#### Task statement
Answer these questions about the news report on crowdfunding to save trees on Bannerghatta Road:
(a) Which two trees are campaigners trying to save?
(b) How much money has been raised in the last eight days, and what is the target?
(c) Who will facilitate the three-day process?

#### Document segment
-- begin --
Trunk call: Bengaluru crowdfunds to save trees on Bannerghatta Road

To save a banyan and a peepal tree on Bannerghatta Road from coming under BMRCL’s axe, tree lovers have come together to crowdfund their transplantation.

Published: 29th January 2019 02:55 AM  |   Last Updated: 29th January 2019 07:18 AM   |  A+A-

The three-day process will be facilitated by tree doctor Vijay Nishanth. | Express Photo Services

By Express News Service

BENGALURU: To save a banyan and a peepal tree on Bannerghatta Road from coming under BMRCL’s axe, tree lovers have come together to crowdfund their transplantation.

In the last eight days, Rs 13,800 has been raised out of the target of Rs 7,00,000. While the initial dates for transplantation were fixed for February 9 and 10, campaigners are likely to extend the deadline to after Valentine’s day, to give more time for funds to come in.

Joy VR, a campaigner, said they wanted to encourage couples to save their Valentine’s Day gift money and donate it to save the trees instead.
-- end --
#### Data
-- begin --
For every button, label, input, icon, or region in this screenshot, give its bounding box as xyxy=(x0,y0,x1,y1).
-- end --
#### Output of the task
(a) A banyan and a peepal tree.
(b) Rs 13,800 has been raised toward a target of Rs 7,00,000.
(c) Tree doctor Vijay Nishanth.